Required task:
Records follow. Copy every line with "icon".
*** Data supplied ***
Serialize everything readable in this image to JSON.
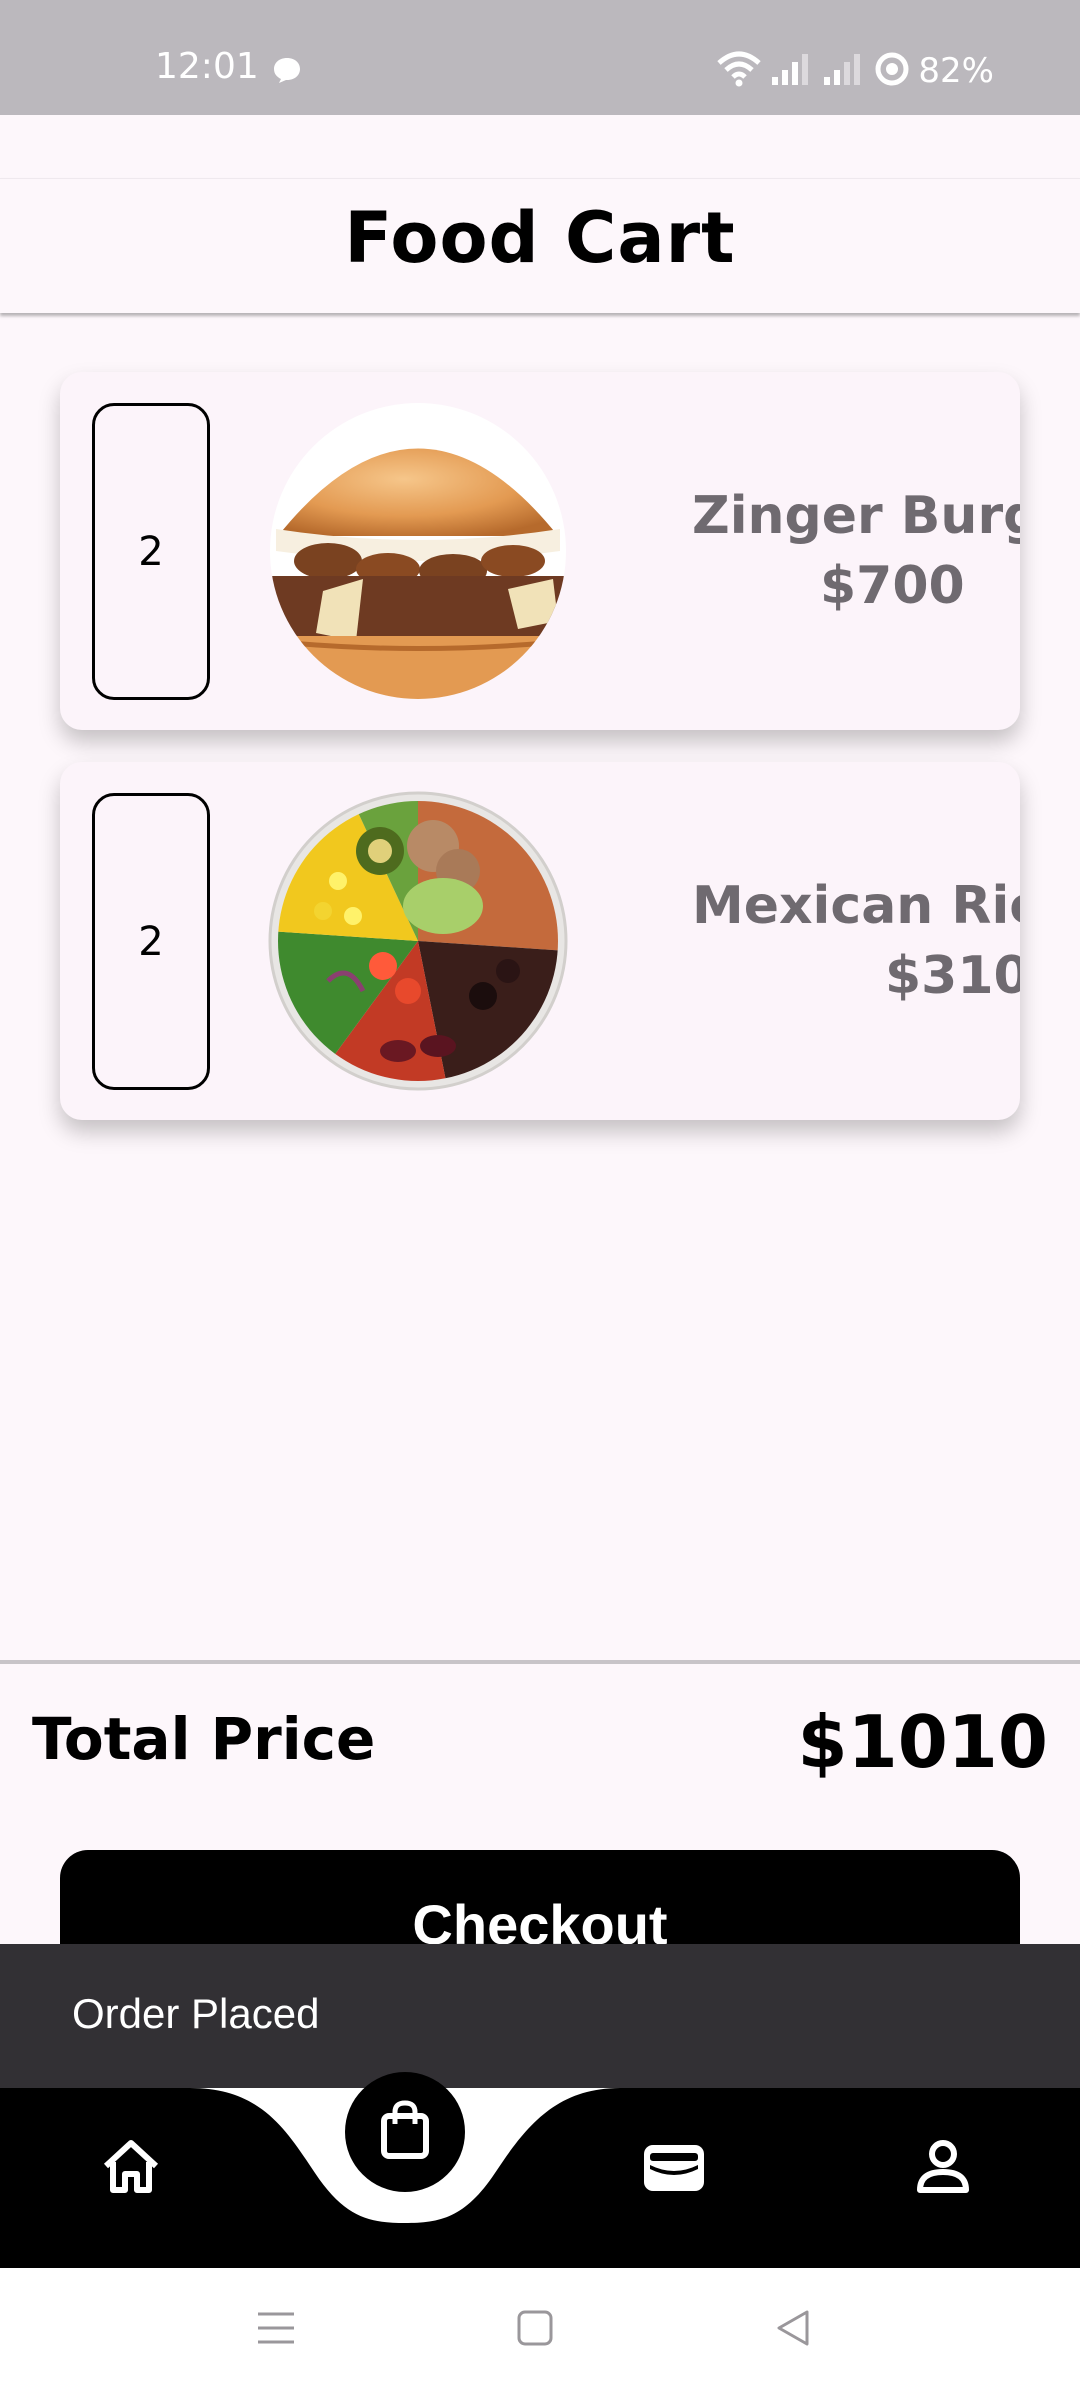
{
  "status_bar": {
    "time": "12:01",
    "battery": "82%"
  },
  "app_bar": {
    "title": "Food Cart"
  },
  "cart": {
    "items": [
      {
        "quantity": "2",
        "name": "Zinger Burger",
        "price": "$700",
        "image": "burger-image"
      },
      {
        "quantity": "2",
        "name": "Mexican Rice Bowl",
        "price": "$310",
        "image": "rice-bowl-image"
      }
    ]
  },
  "summary": {
    "total_label": "Total Price",
    "total_value": "$1010",
    "checkout_label": "Checkout"
  },
  "snackbar": {
    "message": "Order Placed"
  },
  "bottom_nav": {
    "items": [
      "home-icon",
      "shopping-bag-icon",
      "wallet-icon",
      "profile-icon"
    ],
    "active": "shopping-bag-icon"
  },
  "system_nav": {
    "items": [
      "recents-icon",
      "home-square-icon",
      "back-icon"
    ]
  }
}
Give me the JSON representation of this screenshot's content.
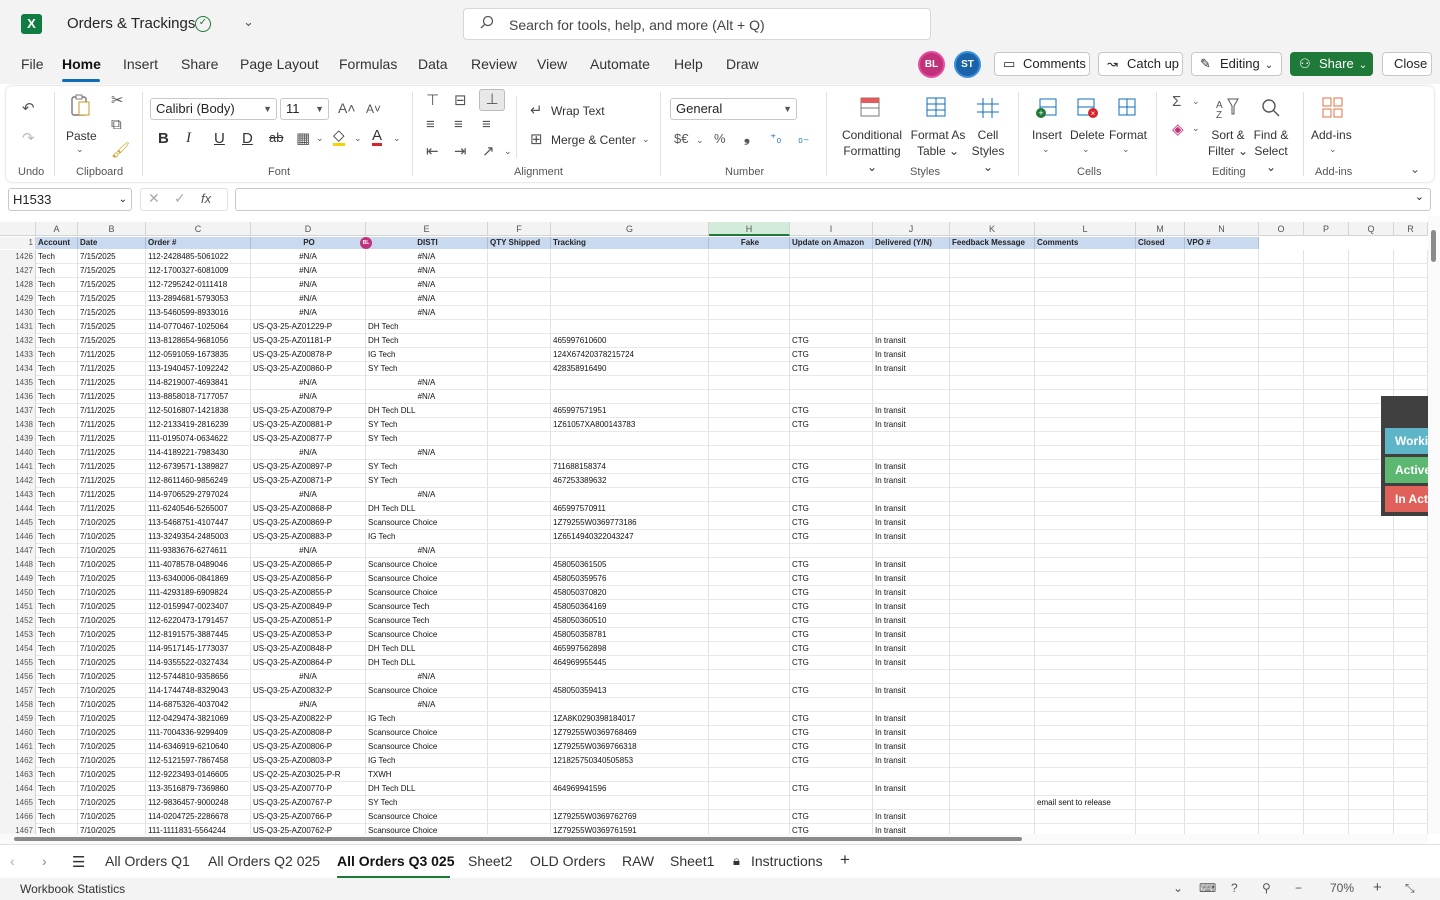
{
  "app": {
    "title": "Orders & Trackings",
    "search_placeholder": "Search for tools, help, and more (Alt + Q)"
  },
  "menu": {
    "tabs": [
      "File",
      "Home",
      "Insert",
      "Share",
      "Page Layout",
      "Formulas",
      "Data",
      "Review",
      "View",
      "Automate",
      "Help",
      "Draw"
    ]
  },
  "toolbar": {
    "avatar1": "BL",
    "avatar2": "ST",
    "comments": "Comments",
    "catchup": "Catch up",
    "editing": "Editing",
    "share": "Share",
    "close": "Close"
  },
  "ribbon": {
    "undo_label": "Undo",
    "paste": "Paste",
    "clipboard": "Clipboard",
    "font_name": "Calibri (Body)",
    "font_size": "11",
    "font": "Font",
    "wrap_text": "Wrap Text",
    "merge_center": "Merge & Center",
    "alignment": "Alignment",
    "number_format": "General",
    "number": "Number",
    "cond_fmt_1": "Conditional",
    "cond_fmt_2": "Formatting",
    "fmt_table_1": "Format As",
    "fmt_table_2": "Table",
    "cell_styles_1": "Cell",
    "cell_styles_2": "Styles",
    "styles": "Styles",
    "insert": "Insert",
    "delete": "Delete",
    "format": "Format",
    "cells": "Cells",
    "sort_1": "Sort &",
    "sort_2": "Filter",
    "find_1": "Find &",
    "find_2": "Select",
    "editing": "Editing",
    "addins": "Add-ins",
    "addins_group": "Add-ins"
  },
  "formula": {
    "name_box": "H1533",
    "value": ""
  },
  "grid": {
    "columns": [
      "A",
      "B",
      "C",
      "D",
      "E",
      "F",
      "G",
      "H",
      "I",
      "J",
      "K",
      "L",
      "M",
      "N",
      "O",
      "P",
      "Q",
      "R"
    ],
    "header_row_number": "1",
    "headers": [
      "Account",
      "Date",
      "Order #",
      "PO",
      "DISTI",
      "QTY Shipped",
      "Tracking",
      "Fake",
      "Update on Amazon",
      "Delivered (Y/N)",
      "Feedback Message",
      "Comments",
      "Closed",
      "VPO #"
    ],
    "po_avatar": "BL",
    "rows": [
      [
        "1426",
        "Tech",
        "7/15/2025",
        "112-2428485-5061022",
        "#N/A",
        "#N/A",
        "",
        "",
        "",
        "",
        ""
      ],
      [
        "1427",
        "Tech",
        "7/15/2025",
        "112-1700327-6081009",
        "#N/A",
        "#N/A",
        "",
        "",
        "",
        "",
        ""
      ],
      [
        "1428",
        "Tech",
        "7/15/2025",
        "112-7295242-0111418",
        "#N/A",
        "#N/A",
        "",
        "",
        "",
        "",
        ""
      ],
      [
        "1429",
        "Tech",
        "7/15/2025",
        "113-2894681-5793053",
        "#N/A",
        "#N/A",
        "",
        "",
        "",
        "",
        ""
      ],
      [
        "1430",
        "Tech",
        "7/15/2025",
        "113-5460599-8933016",
        "#N/A",
        "#N/A",
        "",
        "",
        "",
        "",
        ""
      ],
      [
        "1431",
        "Tech",
        "7/15/2025",
        "114-0770467-1025064",
        "US-Q3-25-AZ01229-P",
        "DH Tech",
        "",
        "",
        "",
        "",
        ""
      ],
      [
        "1432",
        "Tech",
        "7/15/2025",
        "113-8128654-9681056",
        "US-Q3-25-AZ01181-P",
        "DH Tech",
        "465997610600",
        "",
        "CTG",
        "In transit",
        ""
      ],
      [
        "1433",
        "Tech",
        "7/11/2025",
        "112-0591059-1673835",
        "US-Q3-25-AZ00878-P",
        "IG Tech",
        "124X67420378215724",
        "",
        "CTG",
        "In transit",
        ""
      ],
      [
        "1434",
        "Tech",
        "7/11/2025",
        "113-1940457-1092242",
        "US-Q3-25-AZ00860-P",
        "SY Tech",
        "428358916490",
        "",
        "CTG",
        "In transit",
        ""
      ],
      [
        "1435",
        "Tech",
        "7/11/2025",
        "114-8219007-4693841",
        "#N/A",
        "#N/A",
        "",
        "",
        "",
        "",
        ""
      ],
      [
        "1436",
        "Tech",
        "7/11/2025",
        "113-8858018-7177057",
        "#N/A",
        "#N/A",
        "",
        "",
        "",
        "",
        ""
      ],
      [
        "1437",
        "Tech",
        "7/11/2025",
        "112-5016807-1421838",
        "US-Q3-25-AZ00879-P",
        "DH Tech DLL",
        "465997571951",
        "",
        "CTG",
        "In transit",
        ""
      ],
      [
        "1438",
        "Tech",
        "7/11/2025",
        "112-2133419-2816239",
        "US-Q3-25-AZ00881-P",
        "SY Tech",
        "1Z61057XA800143783",
        "",
        "CTG",
        "In transit",
        ""
      ],
      [
        "1439",
        "Tech",
        "7/11/2025",
        "111-0195074-0634622",
        "US-Q3-25-AZ00877-P",
        "SY Tech",
        "",
        "",
        "",
        "",
        ""
      ],
      [
        "1440",
        "Tech",
        "7/11/2025",
        "114-4189221-7983430",
        "#N/A",
        "#N/A",
        "",
        "",
        "",
        "",
        ""
      ],
      [
        "1441",
        "Tech",
        "7/11/2025",
        "112-6739571-1389827",
        "US-Q3-25-AZ00897-P",
        "SY Tech",
        "711688158374",
        "",
        "CTG",
        "In transit",
        ""
      ],
      [
        "1442",
        "Tech",
        "7/11/2025",
        "112-8611460-9856249",
        "US-Q3-25-AZ00871-P",
        "SY Tech",
        "467253389632",
        "",
        "CTG",
        "In transit",
        ""
      ],
      [
        "1443",
        "Tech",
        "7/11/2025",
        "114-9706529-2797024",
        "#N/A",
        "#N/A",
        "",
        "",
        "",
        "",
        ""
      ],
      [
        "1444",
        "Tech",
        "7/11/2025",
        "111-6240546-5265007",
        "US-Q3-25-AZ00868-P",
        "DH Tech DLL",
        "465997570911",
        "",
        "CTG",
        "In transit",
        ""
      ],
      [
        "1445",
        "Tech",
        "7/10/2025",
        "113-5468751-4107447",
        "US-Q3-25-AZ00869-P",
        "Scansource Choice",
        "1Z79255W0369773186",
        "",
        "CTG",
        "In transit",
        ""
      ],
      [
        "1446",
        "Tech",
        "7/10/2025",
        "113-3249354-2485003",
        "US-Q3-25-AZ00883-P",
        "IG Tech",
        "1Z6514940322043247",
        "",
        "CTG",
        "In transit",
        ""
      ],
      [
        "1447",
        "Tech",
        "7/10/2025",
        "111-9383676-6274611",
        "#N/A",
        "#N/A",
        "",
        "",
        "",
        "",
        ""
      ],
      [
        "1448",
        "Tech",
        "7/10/2025",
        "111-4078578-0489046",
        "US-Q3-25-AZ00865-P",
        "Scansource Choice",
        "458050361505",
        "",
        "CTG",
        "In transit",
        ""
      ],
      [
        "1449",
        "Tech",
        "7/10/2025",
        "113-6340006-0841869",
        "US-Q3-25-AZ00856-P",
        "Scansource Choice",
        "458050359576",
        "",
        "CTG",
        "In transit",
        ""
      ],
      [
        "1450",
        "Tech",
        "7/10/2025",
        "111-4293189-6909824",
        "US-Q3-25-AZ00855-P",
        "Scansource Choice",
        "458050370820",
        "",
        "CTG",
        "In transit",
        ""
      ],
      [
        "1451",
        "Tech",
        "7/10/2025",
        "112-0159947-0023407",
        "US-Q3-25-AZ00849-P",
        "Scansource Tech",
        "458050364169",
        "",
        "CTG",
        "In transit",
        ""
      ],
      [
        "1452",
        "Tech",
        "7/10/2025",
        "112-6220473-1791457",
        "US-Q3-25-AZ00851-P",
        "Scansource Tech",
        "458050360510",
        "",
        "CTG",
        "In transit",
        ""
      ],
      [
        "1453",
        "Tech",
        "7/10/2025",
        "112-8191575-3887445",
        "US-Q3-25-AZ00853-P",
        "Scansource Choice",
        "458050358781",
        "",
        "CTG",
        "In transit",
        ""
      ],
      [
        "1454",
        "Tech",
        "7/10/2025",
        "114-9517145-1773037",
        "US-Q3-25-AZ00848-P",
        "DH Tech DLL",
        "465997562898",
        "",
        "CTG",
        "In transit",
        ""
      ],
      [
        "1455",
        "Tech",
        "7/10/2025",
        "114-9355522-0327434",
        "US-Q3-25-AZ00864-P",
        "DH Tech DLL",
        "464969955445",
        "",
        "CTG",
        "In transit",
        ""
      ],
      [
        "1456",
        "Tech",
        "7/10/2025",
        "112-5744810-9358656",
        "#N/A",
        "#N/A",
        "",
        "",
        "",
        "",
        ""
      ],
      [
        "1457",
        "Tech",
        "7/10/2025",
        "114-1744748-8329043",
        "US-Q3-25-AZ00832-P",
        "Scansource Choice",
        "458050359413",
        "",
        "CTG",
        "In transit",
        ""
      ],
      [
        "1458",
        "Tech",
        "7/10/2025",
        "114-6875326-4037042",
        "#N/A",
        "#N/A",
        "",
        "",
        "",
        "",
        ""
      ],
      [
        "1459",
        "Tech",
        "7/10/2025",
        "112-0429474-3821069",
        "US-Q3-25-AZ00822-P",
        "IG Tech",
        "1ZA8K0290398184017",
        "",
        "CTG",
        "In transit",
        ""
      ],
      [
        "1460",
        "Tech",
        "7/10/2025",
        "111-7004336-9299409",
        "US-Q3-25-AZ00808-P",
        "Scansource Choice",
        "1Z79255W0369768469",
        "",
        "CTG",
        "In transit",
        ""
      ],
      [
        "1461",
        "Tech",
        "7/10/2025",
        "114-6346919-6210640",
        "US-Q3-25-AZ00806-P",
        "Scansource Choice",
        "1Z79255W0369766318",
        "",
        "CTG",
        "In transit",
        ""
      ],
      [
        "1462",
        "Tech",
        "7/10/2025",
        "112-5121597-7867458",
        "US-Q3-25-AZ00803-P",
        "IG Tech",
        "121825750340505853",
        "",
        "CTG",
        "In transit",
        ""
      ],
      [
        "1463",
        "Tech",
        "7/10/2025",
        "112-9223493-0146605",
        "US-Q2-25-AZ03025-P-R",
        "TXWH",
        "",
        "",
        "",
        "",
        ""
      ],
      [
        "1464",
        "Tech",
        "7/10/2025",
        "113-3516879-7369860",
        "US-Q3-25-AZ00770-P",
        "DH Tech DLL",
        "464969941596",
        "",
        "CTG",
        "In transit",
        ""
      ],
      [
        "1465",
        "Tech",
        "7/10/2025",
        "112-9836457-9000248",
        "US-Q3-25-AZ00767-P",
        "SY Tech",
        "",
        "",
        "",
        "",
        "email sent to release"
      ],
      [
        "1466",
        "Tech",
        "7/10/2025",
        "114-0204725-2286678",
        "US-Q3-25-AZ00766-P",
        "Scansource Choice",
        "1Z79255W0369762769",
        "",
        "CTG",
        "In transit",
        ""
      ],
      [
        "1467",
        "Tech",
        "7/10/2025",
        "111-1111831-5564244",
        "US-Q3-25-AZ00762-P",
        "Scansource Choice",
        "1Z79255W0369761591",
        "",
        "CTG",
        "In transit",
        ""
      ]
    ]
  },
  "side_panel": {
    "working": "Working",
    "active": "Active:",
    "inactive": "In Active",
    "working_color": "#5fb5c8",
    "active_color": "#5cb870",
    "inactive_color": "#e0605a"
  },
  "sheets": {
    "tabs": [
      "All Orders Q1",
      "All Orders Q2 025",
      "All Orders Q3 025",
      "Sheet2",
      "OLD Orders",
      "RAW",
      "Sheet1",
      "Instructions"
    ],
    "active": "All Orders Q3 025"
  },
  "status": {
    "workbook_stats": "Workbook Statistics",
    "zoom": "70%"
  },
  "colors": {
    "accent": "#0f6cbd",
    "excel_green": "#1f7a3a",
    "header_fill": "#c9daf0"
  }
}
***
Full output:
      "home-icon",
      "shopping-bag-icon",
      "wallet-icon",
      "profile-icon"
    "active": "shopping-bag-icon"
      "recents-icon",
      "home-square-icon",
      "back-icon"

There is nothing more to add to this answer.